#### Written problem:
Check each line of the listing below for the word "name" and say how many lines have it. Nothing else should be written.

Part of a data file
<<<<

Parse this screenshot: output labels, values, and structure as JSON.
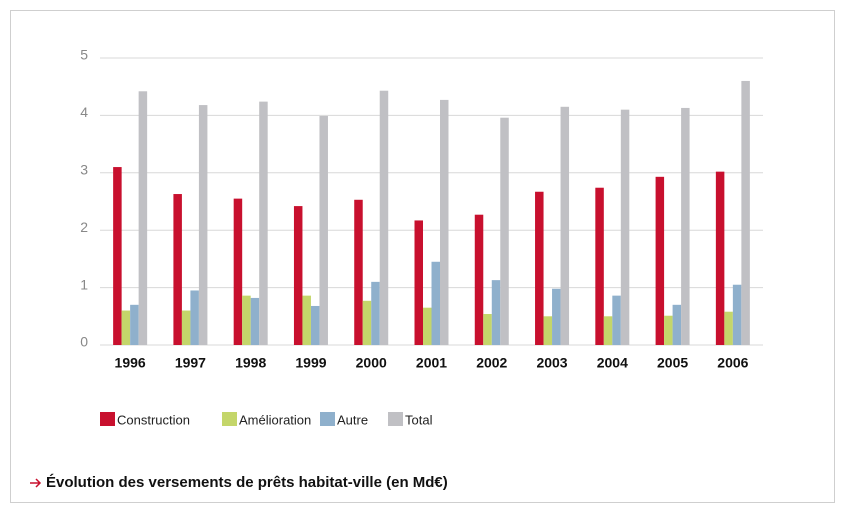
{
  "chart_data": {
    "type": "bar",
    "title": "Évolution des versements de prêts habitat-ville (en Md€)",
    "categories": [
      "1996",
      "1997",
      "1998",
      "1999",
      "2000",
      "2001",
      "2002",
      "2003",
      "2004",
      "2005",
      "2006"
    ],
    "series": [
      {
        "name": "Construction",
        "color": "#c8102e",
        "values": [
          3.1,
          2.63,
          2.55,
          2.42,
          2.53,
          2.17,
          2.27,
          2.67,
          2.74,
          2.93,
          3.02
        ]
      },
      {
        "name": "Amélioration",
        "color": "#c4d66a",
        "values": [
          0.6,
          0.6,
          0.86,
          0.86,
          0.77,
          0.65,
          0.54,
          0.5,
          0.5,
          0.51,
          0.58
        ]
      },
      {
        "name": "Autre",
        "color": "#8fb0cc",
        "values": [
          0.7,
          0.95,
          0.82,
          0.68,
          1.1,
          1.45,
          1.13,
          0.98,
          0.86,
          0.7,
          1.05
        ]
      },
      {
        "name": "Total",
        "color": "#c0c0c4",
        "values": [
          4.42,
          4.18,
          4.24,
          3.99,
          4.43,
          4.27,
          3.96,
          4.15,
          4.1,
          4.13,
          4.6
        ]
      }
    ],
    "ylim": [
      0,
      5
    ],
    "yticks": [
      0,
      1,
      2,
      3,
      4,
      5
    ],
    "grid": true
  }
}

>>>>

#### Task solution:
4